Recorded information:
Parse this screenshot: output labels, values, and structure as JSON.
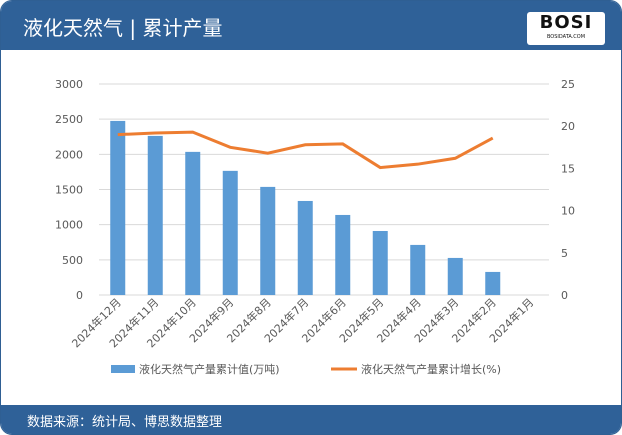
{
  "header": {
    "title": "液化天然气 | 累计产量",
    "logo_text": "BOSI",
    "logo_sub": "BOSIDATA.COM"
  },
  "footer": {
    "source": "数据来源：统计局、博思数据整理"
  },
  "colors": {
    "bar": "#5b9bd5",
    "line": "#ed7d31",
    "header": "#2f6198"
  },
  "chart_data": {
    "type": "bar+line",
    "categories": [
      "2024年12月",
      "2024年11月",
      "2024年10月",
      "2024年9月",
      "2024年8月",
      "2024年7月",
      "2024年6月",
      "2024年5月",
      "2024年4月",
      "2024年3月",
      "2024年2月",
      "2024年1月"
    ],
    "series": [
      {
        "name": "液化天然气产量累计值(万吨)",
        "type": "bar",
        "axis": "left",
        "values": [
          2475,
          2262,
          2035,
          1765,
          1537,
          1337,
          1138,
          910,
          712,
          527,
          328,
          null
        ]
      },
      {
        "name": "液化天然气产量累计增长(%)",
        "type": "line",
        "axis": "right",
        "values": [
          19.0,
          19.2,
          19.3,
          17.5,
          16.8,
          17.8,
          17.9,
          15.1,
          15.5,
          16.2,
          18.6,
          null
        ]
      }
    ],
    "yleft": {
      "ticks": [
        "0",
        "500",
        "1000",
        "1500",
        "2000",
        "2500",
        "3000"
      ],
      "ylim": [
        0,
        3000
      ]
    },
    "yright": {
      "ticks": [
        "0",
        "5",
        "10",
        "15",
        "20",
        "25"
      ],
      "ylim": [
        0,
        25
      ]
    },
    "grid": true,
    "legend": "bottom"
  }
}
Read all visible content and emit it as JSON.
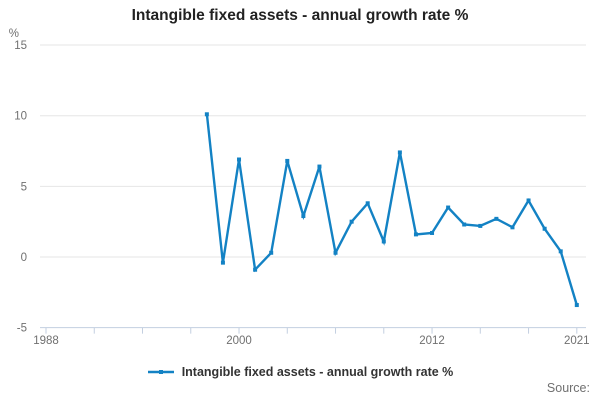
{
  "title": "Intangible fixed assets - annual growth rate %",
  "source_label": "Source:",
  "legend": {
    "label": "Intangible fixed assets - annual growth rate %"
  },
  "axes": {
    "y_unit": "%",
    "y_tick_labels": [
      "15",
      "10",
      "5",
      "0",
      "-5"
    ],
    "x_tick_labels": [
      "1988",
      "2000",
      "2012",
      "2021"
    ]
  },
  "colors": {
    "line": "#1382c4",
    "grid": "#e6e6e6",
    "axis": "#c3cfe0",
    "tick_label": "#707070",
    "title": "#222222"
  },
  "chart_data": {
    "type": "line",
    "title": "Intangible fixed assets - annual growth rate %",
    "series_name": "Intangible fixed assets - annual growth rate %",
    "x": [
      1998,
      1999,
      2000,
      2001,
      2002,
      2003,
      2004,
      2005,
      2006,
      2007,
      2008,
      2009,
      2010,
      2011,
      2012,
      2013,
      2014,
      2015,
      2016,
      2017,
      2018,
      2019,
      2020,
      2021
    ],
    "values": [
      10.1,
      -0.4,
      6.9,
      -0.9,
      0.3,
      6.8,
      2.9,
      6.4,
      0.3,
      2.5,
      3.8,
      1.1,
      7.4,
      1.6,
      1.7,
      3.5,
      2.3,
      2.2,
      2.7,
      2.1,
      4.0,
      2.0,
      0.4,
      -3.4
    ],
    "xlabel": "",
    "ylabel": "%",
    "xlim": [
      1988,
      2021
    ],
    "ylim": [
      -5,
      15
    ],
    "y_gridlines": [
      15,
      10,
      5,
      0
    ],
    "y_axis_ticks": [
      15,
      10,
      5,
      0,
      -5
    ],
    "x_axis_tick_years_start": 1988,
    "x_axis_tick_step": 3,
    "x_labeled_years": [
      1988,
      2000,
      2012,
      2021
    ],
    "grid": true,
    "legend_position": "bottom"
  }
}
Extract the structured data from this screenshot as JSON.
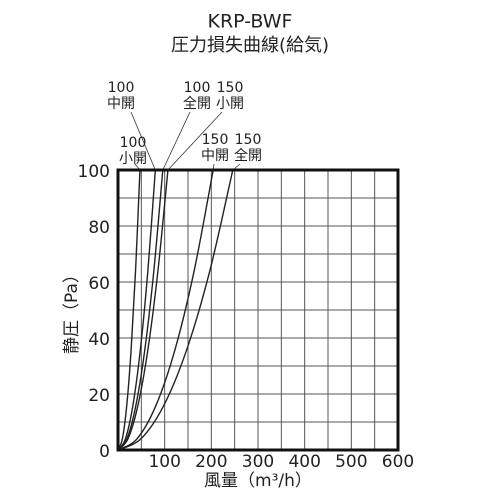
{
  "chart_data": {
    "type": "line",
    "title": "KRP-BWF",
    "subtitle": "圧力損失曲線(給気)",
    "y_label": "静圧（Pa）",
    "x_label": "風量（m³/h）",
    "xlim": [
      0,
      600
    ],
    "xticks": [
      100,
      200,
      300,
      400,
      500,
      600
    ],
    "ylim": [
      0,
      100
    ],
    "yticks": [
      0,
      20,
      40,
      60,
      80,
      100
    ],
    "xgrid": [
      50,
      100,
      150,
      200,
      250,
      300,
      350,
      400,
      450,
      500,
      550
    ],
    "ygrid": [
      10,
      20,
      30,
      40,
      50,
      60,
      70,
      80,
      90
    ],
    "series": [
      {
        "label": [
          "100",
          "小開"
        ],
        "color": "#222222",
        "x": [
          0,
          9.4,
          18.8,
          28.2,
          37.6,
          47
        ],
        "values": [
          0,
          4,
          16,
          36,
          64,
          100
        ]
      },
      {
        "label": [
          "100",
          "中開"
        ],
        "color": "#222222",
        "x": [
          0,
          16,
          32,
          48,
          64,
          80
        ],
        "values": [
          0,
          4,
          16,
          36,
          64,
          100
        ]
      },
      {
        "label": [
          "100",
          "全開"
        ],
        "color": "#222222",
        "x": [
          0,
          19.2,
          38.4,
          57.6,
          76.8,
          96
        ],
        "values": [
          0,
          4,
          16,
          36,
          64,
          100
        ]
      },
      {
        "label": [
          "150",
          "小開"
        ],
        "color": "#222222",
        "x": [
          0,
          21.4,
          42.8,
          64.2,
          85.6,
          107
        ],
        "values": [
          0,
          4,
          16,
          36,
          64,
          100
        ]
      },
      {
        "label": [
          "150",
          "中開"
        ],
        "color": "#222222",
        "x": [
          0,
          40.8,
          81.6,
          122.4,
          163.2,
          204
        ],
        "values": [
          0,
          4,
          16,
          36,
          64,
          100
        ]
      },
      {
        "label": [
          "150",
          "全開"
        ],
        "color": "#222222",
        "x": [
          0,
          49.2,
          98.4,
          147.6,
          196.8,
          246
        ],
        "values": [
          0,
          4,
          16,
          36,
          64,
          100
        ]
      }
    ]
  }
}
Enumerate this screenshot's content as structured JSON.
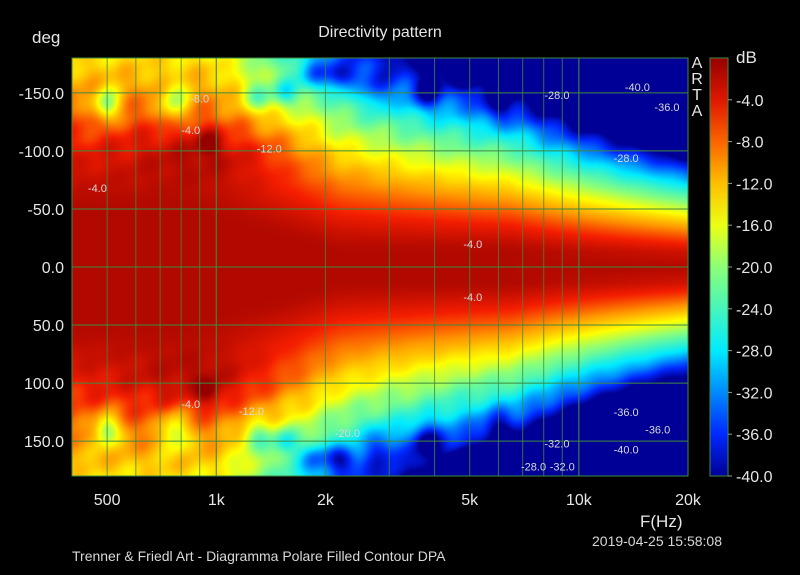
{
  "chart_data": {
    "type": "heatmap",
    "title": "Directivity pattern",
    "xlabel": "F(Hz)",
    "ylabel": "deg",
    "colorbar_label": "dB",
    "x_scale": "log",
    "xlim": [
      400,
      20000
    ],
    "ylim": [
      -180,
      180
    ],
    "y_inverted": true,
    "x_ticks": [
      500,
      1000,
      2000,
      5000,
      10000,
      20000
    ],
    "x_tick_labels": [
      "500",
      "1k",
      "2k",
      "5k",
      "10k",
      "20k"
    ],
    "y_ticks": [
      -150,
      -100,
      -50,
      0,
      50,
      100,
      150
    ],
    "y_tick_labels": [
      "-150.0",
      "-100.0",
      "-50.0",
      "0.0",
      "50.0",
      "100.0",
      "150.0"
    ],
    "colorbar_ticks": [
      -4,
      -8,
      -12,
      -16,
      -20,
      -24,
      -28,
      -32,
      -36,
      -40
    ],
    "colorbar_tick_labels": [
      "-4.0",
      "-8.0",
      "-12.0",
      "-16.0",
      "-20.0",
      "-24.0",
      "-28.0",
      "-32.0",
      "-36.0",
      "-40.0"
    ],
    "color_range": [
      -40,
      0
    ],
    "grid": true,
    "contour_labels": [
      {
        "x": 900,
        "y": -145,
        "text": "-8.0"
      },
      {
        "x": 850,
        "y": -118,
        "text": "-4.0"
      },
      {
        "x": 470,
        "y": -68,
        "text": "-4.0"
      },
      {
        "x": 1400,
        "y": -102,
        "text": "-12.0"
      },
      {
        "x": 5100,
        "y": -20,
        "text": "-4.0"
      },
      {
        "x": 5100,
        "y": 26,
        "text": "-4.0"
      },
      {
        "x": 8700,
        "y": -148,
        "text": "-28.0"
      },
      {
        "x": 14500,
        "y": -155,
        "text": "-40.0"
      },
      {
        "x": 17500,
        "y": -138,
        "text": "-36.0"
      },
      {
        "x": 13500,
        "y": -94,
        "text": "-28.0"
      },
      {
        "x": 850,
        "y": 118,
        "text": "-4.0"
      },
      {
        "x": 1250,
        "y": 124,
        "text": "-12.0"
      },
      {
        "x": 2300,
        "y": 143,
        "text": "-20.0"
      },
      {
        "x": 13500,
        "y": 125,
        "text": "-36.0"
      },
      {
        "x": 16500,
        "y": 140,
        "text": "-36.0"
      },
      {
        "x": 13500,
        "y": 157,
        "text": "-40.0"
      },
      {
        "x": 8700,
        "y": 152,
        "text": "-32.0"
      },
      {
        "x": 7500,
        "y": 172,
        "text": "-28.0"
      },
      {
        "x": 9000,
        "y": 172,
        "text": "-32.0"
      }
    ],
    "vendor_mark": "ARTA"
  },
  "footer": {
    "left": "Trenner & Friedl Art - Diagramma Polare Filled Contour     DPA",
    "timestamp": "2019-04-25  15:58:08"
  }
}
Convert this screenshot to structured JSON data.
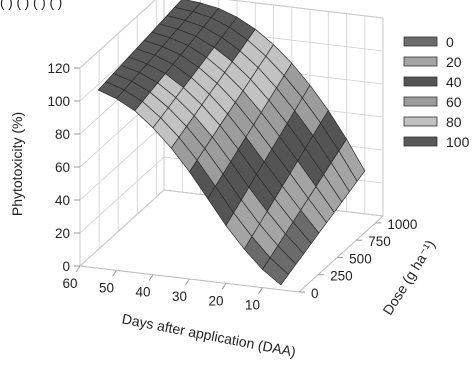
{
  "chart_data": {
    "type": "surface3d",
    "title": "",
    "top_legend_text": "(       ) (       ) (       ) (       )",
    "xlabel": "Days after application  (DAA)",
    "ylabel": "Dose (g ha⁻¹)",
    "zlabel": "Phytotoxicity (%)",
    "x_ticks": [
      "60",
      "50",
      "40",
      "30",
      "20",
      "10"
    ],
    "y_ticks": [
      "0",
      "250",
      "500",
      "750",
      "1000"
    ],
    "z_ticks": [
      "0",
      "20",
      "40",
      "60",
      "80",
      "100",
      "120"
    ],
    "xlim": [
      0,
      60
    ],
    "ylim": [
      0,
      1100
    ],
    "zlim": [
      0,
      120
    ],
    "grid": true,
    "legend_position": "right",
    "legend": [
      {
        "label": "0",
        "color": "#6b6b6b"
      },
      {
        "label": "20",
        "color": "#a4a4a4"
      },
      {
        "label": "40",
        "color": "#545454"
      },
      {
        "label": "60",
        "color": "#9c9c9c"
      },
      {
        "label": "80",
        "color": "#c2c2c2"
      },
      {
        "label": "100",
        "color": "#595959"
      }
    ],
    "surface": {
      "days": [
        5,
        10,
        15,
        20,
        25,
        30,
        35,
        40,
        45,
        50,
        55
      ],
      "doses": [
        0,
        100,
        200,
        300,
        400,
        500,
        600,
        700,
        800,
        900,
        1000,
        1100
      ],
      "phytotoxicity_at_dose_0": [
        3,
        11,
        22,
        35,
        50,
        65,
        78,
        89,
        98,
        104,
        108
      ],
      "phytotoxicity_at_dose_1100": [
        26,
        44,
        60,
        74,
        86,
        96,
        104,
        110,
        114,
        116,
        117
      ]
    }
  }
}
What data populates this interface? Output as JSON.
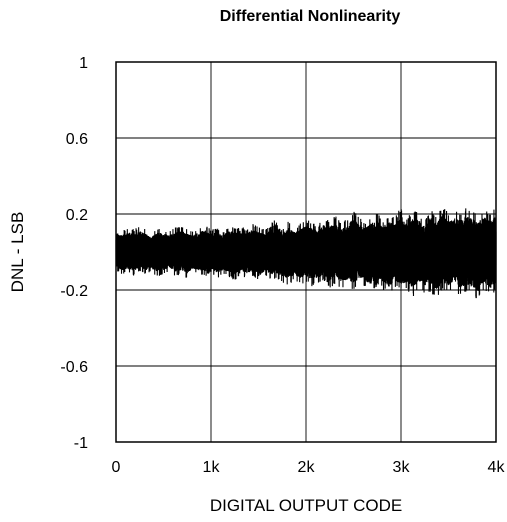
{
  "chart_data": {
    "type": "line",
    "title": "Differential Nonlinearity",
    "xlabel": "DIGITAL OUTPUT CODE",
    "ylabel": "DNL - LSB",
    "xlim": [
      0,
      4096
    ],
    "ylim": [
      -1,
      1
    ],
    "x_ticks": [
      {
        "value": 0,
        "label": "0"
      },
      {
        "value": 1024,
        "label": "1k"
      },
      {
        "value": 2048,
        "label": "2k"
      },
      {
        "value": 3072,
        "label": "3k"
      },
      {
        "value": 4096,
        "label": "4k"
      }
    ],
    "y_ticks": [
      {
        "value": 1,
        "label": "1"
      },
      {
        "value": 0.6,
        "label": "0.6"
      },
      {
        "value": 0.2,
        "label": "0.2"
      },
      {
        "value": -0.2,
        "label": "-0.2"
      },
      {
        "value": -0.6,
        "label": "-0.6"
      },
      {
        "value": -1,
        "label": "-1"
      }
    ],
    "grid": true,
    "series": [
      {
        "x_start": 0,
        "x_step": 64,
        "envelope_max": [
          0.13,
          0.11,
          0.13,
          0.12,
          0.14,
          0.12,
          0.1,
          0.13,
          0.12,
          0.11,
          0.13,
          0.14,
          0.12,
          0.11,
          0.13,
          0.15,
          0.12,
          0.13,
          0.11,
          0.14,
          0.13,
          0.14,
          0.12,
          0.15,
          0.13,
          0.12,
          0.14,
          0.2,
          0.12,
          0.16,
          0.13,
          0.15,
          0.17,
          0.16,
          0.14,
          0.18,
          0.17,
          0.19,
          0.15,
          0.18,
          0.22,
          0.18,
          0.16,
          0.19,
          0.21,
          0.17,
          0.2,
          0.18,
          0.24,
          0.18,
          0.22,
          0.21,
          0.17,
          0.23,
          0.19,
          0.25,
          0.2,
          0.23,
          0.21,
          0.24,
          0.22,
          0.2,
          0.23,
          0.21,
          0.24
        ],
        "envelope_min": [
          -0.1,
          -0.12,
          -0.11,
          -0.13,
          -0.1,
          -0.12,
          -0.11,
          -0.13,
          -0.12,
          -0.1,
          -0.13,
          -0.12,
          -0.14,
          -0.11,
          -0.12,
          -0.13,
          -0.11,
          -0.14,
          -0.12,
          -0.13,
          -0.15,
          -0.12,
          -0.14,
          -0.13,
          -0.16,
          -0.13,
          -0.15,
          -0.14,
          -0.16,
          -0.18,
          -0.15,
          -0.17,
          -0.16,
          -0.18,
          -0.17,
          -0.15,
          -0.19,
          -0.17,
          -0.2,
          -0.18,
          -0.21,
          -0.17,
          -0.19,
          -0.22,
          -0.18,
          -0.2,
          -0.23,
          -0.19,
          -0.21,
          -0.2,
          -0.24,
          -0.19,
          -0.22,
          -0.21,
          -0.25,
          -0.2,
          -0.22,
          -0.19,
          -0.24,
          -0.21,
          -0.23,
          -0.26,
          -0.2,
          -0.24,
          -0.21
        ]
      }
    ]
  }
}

Task objective:
Leave out every line without the string "structured" and copy the rest.

Problem solution:
Extract the structured data from this screenshot as JSON.
Enumerate this screenshot's content as structured JSON.
Convert this screenshot to structured JSON data.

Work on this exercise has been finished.